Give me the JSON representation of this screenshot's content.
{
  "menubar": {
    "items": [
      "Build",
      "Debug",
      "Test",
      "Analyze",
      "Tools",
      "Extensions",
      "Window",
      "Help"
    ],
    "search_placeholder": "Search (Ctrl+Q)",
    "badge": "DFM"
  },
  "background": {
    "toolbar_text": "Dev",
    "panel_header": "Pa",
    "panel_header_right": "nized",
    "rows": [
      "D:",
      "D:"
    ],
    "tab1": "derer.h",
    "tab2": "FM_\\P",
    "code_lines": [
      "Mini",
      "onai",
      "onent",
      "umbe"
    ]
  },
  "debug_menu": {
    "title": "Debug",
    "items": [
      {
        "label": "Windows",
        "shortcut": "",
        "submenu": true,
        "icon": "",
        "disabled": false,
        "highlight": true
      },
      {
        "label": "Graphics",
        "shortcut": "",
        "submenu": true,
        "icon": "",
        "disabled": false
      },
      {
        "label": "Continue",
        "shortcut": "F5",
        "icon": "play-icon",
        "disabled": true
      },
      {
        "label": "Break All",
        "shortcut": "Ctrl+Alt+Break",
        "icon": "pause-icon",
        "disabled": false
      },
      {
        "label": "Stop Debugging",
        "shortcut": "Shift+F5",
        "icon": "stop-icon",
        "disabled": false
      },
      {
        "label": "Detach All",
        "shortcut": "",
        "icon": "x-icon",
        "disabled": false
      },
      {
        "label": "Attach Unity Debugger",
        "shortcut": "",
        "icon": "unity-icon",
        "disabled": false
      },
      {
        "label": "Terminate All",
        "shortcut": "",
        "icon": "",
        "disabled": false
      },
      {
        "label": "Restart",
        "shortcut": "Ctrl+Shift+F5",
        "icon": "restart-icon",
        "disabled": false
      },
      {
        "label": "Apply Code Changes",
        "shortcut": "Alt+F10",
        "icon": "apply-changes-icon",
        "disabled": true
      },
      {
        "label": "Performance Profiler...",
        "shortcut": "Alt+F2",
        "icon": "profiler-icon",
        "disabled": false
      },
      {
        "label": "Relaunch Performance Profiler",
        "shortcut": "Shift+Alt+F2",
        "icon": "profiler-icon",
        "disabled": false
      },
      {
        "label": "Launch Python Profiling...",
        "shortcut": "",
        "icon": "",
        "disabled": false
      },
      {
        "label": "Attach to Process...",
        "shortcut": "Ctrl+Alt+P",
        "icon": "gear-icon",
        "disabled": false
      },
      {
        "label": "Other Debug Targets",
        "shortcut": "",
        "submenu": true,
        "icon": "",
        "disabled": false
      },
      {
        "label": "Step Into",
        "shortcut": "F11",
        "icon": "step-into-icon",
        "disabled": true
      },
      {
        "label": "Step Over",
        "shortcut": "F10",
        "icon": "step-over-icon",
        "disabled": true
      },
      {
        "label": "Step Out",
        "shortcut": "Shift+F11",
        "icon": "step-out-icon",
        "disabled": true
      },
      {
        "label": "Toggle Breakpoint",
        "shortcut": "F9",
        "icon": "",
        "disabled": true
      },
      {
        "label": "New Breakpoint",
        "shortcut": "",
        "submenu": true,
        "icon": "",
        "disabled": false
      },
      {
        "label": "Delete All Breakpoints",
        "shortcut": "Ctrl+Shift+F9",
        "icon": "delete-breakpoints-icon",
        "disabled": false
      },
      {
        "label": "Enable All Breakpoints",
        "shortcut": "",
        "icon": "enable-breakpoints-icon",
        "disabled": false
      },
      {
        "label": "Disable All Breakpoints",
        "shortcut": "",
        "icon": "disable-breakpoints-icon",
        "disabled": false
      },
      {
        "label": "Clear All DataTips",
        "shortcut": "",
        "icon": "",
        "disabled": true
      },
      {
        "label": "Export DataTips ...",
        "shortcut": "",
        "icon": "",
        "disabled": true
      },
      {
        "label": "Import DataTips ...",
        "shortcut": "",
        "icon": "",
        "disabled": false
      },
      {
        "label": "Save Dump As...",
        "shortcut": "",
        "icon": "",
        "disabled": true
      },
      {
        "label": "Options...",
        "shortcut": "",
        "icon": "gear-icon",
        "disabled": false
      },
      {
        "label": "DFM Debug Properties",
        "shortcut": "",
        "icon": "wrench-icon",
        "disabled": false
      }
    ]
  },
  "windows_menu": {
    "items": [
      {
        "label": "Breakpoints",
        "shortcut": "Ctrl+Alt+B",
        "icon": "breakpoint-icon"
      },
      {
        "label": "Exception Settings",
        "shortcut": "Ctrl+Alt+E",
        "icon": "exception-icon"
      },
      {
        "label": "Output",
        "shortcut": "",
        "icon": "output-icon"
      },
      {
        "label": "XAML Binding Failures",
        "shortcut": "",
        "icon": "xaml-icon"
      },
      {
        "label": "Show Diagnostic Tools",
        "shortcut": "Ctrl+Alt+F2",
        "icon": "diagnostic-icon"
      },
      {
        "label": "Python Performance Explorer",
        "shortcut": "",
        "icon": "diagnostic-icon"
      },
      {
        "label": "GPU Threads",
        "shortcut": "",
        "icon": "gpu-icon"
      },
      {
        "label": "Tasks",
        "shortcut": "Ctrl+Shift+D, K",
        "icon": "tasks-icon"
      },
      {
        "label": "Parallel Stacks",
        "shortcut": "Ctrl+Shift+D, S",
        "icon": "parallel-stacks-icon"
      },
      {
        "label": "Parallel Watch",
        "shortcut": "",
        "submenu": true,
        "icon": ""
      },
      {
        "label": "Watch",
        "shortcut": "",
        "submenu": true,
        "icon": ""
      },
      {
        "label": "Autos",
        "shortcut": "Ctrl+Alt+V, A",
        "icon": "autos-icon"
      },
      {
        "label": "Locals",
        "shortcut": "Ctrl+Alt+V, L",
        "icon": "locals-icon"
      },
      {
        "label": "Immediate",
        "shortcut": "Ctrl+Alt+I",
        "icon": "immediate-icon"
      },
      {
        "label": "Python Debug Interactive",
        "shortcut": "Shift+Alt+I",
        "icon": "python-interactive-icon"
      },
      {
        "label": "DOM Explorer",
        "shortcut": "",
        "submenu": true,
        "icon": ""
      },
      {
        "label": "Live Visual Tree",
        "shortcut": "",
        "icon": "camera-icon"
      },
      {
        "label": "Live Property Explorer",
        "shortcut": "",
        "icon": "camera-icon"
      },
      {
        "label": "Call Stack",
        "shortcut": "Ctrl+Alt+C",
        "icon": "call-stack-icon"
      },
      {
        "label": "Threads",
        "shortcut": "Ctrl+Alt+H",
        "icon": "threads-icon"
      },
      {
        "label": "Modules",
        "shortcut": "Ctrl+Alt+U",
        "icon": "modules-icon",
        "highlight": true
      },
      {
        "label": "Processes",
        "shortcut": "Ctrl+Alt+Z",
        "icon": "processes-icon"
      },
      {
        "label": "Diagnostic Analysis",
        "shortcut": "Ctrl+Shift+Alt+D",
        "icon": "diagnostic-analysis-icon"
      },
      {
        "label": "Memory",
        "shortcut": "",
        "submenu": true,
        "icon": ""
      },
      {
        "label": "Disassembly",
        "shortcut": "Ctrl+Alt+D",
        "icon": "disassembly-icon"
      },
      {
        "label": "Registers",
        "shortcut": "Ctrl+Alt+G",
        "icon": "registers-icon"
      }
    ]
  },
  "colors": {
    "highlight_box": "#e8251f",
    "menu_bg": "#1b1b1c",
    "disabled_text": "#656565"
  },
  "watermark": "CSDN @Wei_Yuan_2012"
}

════════════════

• [Work to be completed] Go through the listing and print each line exactly as it appears.

• [Answer below]
Give me the JSON representation of this screenshot's content.
{
  "menubar": {
    "items": [
      "Build",
      "Debug",
      "Test",
      "Analyze",
      "Tools",
      "Extensions",
      "Window",
      "Help"
    ],
    "search_placeholder": "Search (Ctrl+Q)",
    "badge": "DFM"
  },
  "background": {
    "toolbar_text": "Dev",
    "panel_header": "Pa",
    "panel_header_right": "nized",
    "rows": [
      "D:",
      "D:"
    ],
    "tab1": "derer.h",
    "tab2": "FM_\\P",
    "code_lines": [
      "Mini",
      "onai",
      "onent",
      "umbe"
    ]
  },
  "debug_menu": {
    "title": "Debug",
    "items": [
      {
        "label": "Windows",
        "shortcut": "",
        "submenu": true,
        "icon": "",
        "disabled": false,
        "highlight": true
      },
      {
        "label": "Graphics",
        "shortcut": "",
        "submenu": true,
        "icon": "",
        "disabled": false
      },
      {
        "label": "Continue",
        "shortcut": "F5",
        "icon": "play-icon",
        "disabled": true
      },
      {
        "label": "Break All",
        "shortcut": "Ctrl+Alt+Break",
        "icon": "pause-icon",
        "disabled": false
      },
      {
        "label": "Stop Debugging",
        "shortcut": "Shift+F5",
        "icon": "stop-icon",
        "disabled": false
      },
      {
        "label": "Detach All",
        "shortcut": "",
        "icon": "x-icon",
        "disabled": false
      },
      {
        "label": "Attach Unity Debugger",
        "shortcut": "",
        "icon": "unity-icon",
        "disabled": false
      },
      {
        "label": "Terminate All",
        "shortcut": "",
        "icon": "",
        "disabled": false
      },
      {
        "label": "Restart",
        "shortcut": "Ctrl+Shift+F5",
        "icon": "restart-icon",
        "disabled": false
      },
      {
        "label": "Apply Code Changes",
        "shortcut": "Alt+F10",
        "icon": "apply-changes-icon",
        "disabled": true
      },
      {
        "label": "Performance Profiler...",
        "shortcut": "Alt+F2",
        "icon": "profiler-icon",
        "disabled": false
      },
      {
        "label": "Relaunch Performance Profiler",
        "shortcut": "Shift+Alt+F2",
        "icon": "profiler-icon",
        "disabled": false
      },
      {
        "label": "Launch Python Profiling...",
        "shortcut": "",
        "icon": "",
        "disabled": false
      },
      {
        "label": "Attach to Process...",
        "shortcut": "Ctrl+Alt+P",
        "icon": "gear-icon",
        "disabled": false
      },
      {
        "label": "Other Debug Targets",
        "shortcut": "",
        "submenu": true,
        "icon": "",
        "disabled": false
      },
      {
        "label": "Step Into",
        "shortcut": "F11",
        "icon": "step-into-icon",
        "disabled": true
      },
      {
        "label": "Step Over",
        "shortcut": "F10",
        "icon": "step-over-icon",
        "disabled": true
      },
      {
        "label": "Step Out",
        "shortcut": "Shift+F11",
        "icon": "step-out-icon",
        "disabled": true
      },
      {
        "label": "Toggle Breakpoint",
        "shortcut": "F9",
        "icon": "",
        "disabled": true
      },
      {
        "label": "New Breakpoint",
        "shortcut": "",
        "submenu": true,
        "icon": "",
        "disabled": false
      },
      {
        "label": "Delete All Breakpoints",
        "shortcut": "Ctrl+Shift+F9",
        "icon": "delete-breakpoints-icon",
        "disabled": false
      },
      {
        "label": "Enable All Breakpoints",
        "shortcut": "",
        "icon": "enable-breakpoints-icon",
        "disabled": false
      },
      {
        "label": "Disable All Breakpoints",
        "shortcut": "",
        "icon": "disable-breakpoints-icon",
        "disabled": false
      },
      {
        "label": "Clear All DataTips",
        "shortcut": "",
        "icon": "",
        "disabled": true
      },
      {
        "label": "Export DataTips ...",
        "shortcut": "",
        "icon": "",
        "disabled": true
      },
      {
        "label": "Import DataTips ...",
        "shortcut": "",
        "icon": "",
        "disabled": false
      },
      {
        "label": "Save Dump As...",
        "shortcut": "",
        "icon": "",
        "disabled": true
      },
      {
        "label": "Options...",
        "shortcut": "",
        "icon": "gear-icon",
        "disabled": false
      },
      {
        "label": "DFM Debug Properties",
        "shortcut": "",
        "icon": "wrench-icon",
        "disabled": false
      }
    ]
  },
  "windows_menu": {
    "items": [
      {
        "label": "Breakpoints",
        "shortcut": "Ctrl+Alt+B",
        "icon": "breakpoint-icon"
      },
      {
        "label": "Exception Settings",
        "shortcut": "Ctrl+Alt+E",
        "icon": "exception-icon"
      },
      {
        "label": "Output",
        "shortcut": "",
        "icon": "output-icon"
      },
      {
        "label": "XAML Binding Failures",
        "shortcut": "",
        "icon": "xaml-icon"
      },
      {
        "label": "Show Diagnostic Tools",
        "shortcut": "Ctrl+Alt+F2",
        "icon": "diagnostic-icon"
      },
      {
        "label": "Python Performance Explorer",
        "shortcut": "",
        "icon": "diagnostic-icon"
      },
      {
        "label": "GPU Threads",
        "shortcut": "",
        "icon": "gpu-icon"
      },
      {
        "label": "Tasks",
        "shortcut": "Ctrl+Shift+D, K",
        "icon": "tasks-icon"
      },
      {
        "label": "Parallel Stacks",
        "shortcut": "Ctrl+Shift+D, S",
        "icon": "parallel-stacks-icon"
      },
      {
        "label": "Parallel Watch",
        "shortcut": "",
        "submenu": true,
        "icon": ""
      },
      {
        "label": "Watch",
        "shortcut": "",
        "submenu": true,
        "icon": ""
      },
      {
        "label": "Autos",
        "shortcut": "Ctrl+Alt+V, A",
        "icon": "autos-icon"
      },
      {
        "label": "Locals",
        "shortcut": "Ctrl+Alt+V, L",
        "icon": "locals-icon"
      },
      {
        "label": "Immediate",
        "shortcut": "Ctrl+Alt+I",
        "icon": "immediate-icon"
      },
      {
        "label": "Python Debug Interactive",
        "shortcut": "Shift+Alt+I",
        "icon": "python-interactive-icon"
      },
      {
        "label": "DOM Explorer",
        "shortcut": "",
        "submenu": true,
        "icon": ""
      },
      {
        "label": "Live Visual Tree",
        "shortcut": "",
        "icon": "camera-icon"
      },
      {
        "label": "Live Property Explorer",
        "shortcut": "",
        "icon": "camera-icon"
      },
      {
        "label": "Call Stack",
        "shortcut": "Ctrl+Alt+C",
        "icon": "call-stack-icon"
      },
      {
        "label": "Threads",
        "shortcut": "Ctrl+Alt+H",
        "icon": "threads-icon"
      },
      {
        "label": "Modules",
        "shortcut": "Ctrl+Alt+U",
        "icon": "modules-icon",
        "highlight": true
      },
      {
        "label": "Processes",
        "shortcut": "Ctrl+Alt+Z",
        "icon": "processes-icon"
      },
      {
        "label": "Diagnostic Analysis",
        "shortcut": "Ctrl+Shift+Alt+D",
        "icon": "diagnostic-analysis-icon"
      },
      {
        "label": "Memory",
        "shortcut": "",
        "submenu": true,
        "icon": ""
      },
      {
        "label": "Disassembly",
        "shortcut": "Ctrl+Alt+D",
        "icon": "disassembly-icon"
      },
      {
        "label": "Registers",
        "shortcut": "Ctrl+Alt+G",
        "icon": "registers-icon"
      }
    ]
  },
  "colors": {
    "highlight_box": "#e8251f",
    "menu_bg": "#1b1b1c",
    "disabled_text": "#656565"
  },
  "watermark": "CSDN @Wei_Yuan_2012"
}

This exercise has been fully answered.